* Begin The input *

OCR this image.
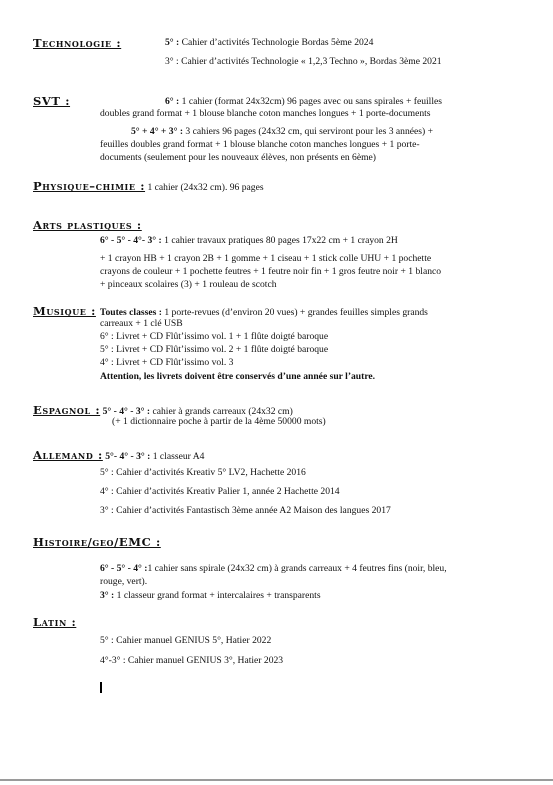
Technologie :	5° : Cahier d’activités Technologie Bordas 5ème 2024
3° : Cahier d’activités Technologie « 1,2,3 Techno », Bordas 3ème 2021
SVT :	6° : 1 cahier (format 24x32cm) 96 pages avec ou sans spirales + feuilles
doubles grand format + 1 blouse blanche coton manches longues + 1 porte-documents
5° + 4° + 3° : 3 cahiers 96 pages (24x32 cm, qui serviront pour les 3 années) +
feuilles doubles grand format + 1 blouse blanche coton manches longues + 1 porte-
documents (seulement pour les nouveaux élèves, non présents en 6ème)
Physique–chimie : 1 cahier (24x32 cm). 96 pages
Arts plastiques :
6° - 5° - 4°- 3° : 1 cahier travaux pratiques 80 pages 17x22 cm + 1 crayon 2H
+ 1 crayon HB + 1 crayon 2B + 1 gomme + 1 ciseau + 1 stick colle UHU + 1 pochette
crayons de couleur + 1 pochette feutres + 1 feutre noir fin + 1 gros feutre noir + 1 blanco
+ pinceaux scolaires (3) + 1 rouleau de scotch
Musique : Toutes classes : 1 porte-revues (d’environ 20 vues) + grandes feuilles simples grands
carreaux + 1 clé USB
6° : Livret + CD Flût’issimo vol. 1 + 1 flûte doigté baroque
5° : Livret + CD Flût’issimo vol. 2 + 1 flûte doigté baroque
4° : Livret + CD Flût’issimo vol. 3
Attention, les livrets doivent être conservés d’une année sur l’autre.
Espagnol : 5° - 4° - 3° : cahier à grands carreaux (24x32 cm)
(+ 1 dictionnaire poche à partir de la 4ème 50000 mots)
Allemand : 5°- 4° - 3° : 1 classeur A4
5° : Cahier d’activités Kreativ 5° LV2, Hachette 2016
4° : Cahier d’activités Kreativ Palier 1, année 2 Hachette 2014
3° : Cahier d’activités Fantastisch 3ème année A2 Maison des langues 2017
Histoire/geo/EMC :
6° - 5° - 4° :1 cahier sans spirale (24x32 cm) à grands carreaux + 4 feutres fins (noir, bleu,
rouge, vert).
3° : 1 classeur grand format + intercalaires + transparents
Latin :
5° : Cahier manuel GENIUS 5°, Hatier 2022
4°-3° : Cahier manuel GENIUS 3°, Hatier 2023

* End The input *

▶ **Directive**
Gather from the records above every line containing the string "baroque".

▶ **Task result**
6° : Livret + CD Flût’issimo vol. 1 + 1 flûte doigté baroque
5° : Livret + CD Flût’issimo vol. 2 + 1 flûte doigté baroque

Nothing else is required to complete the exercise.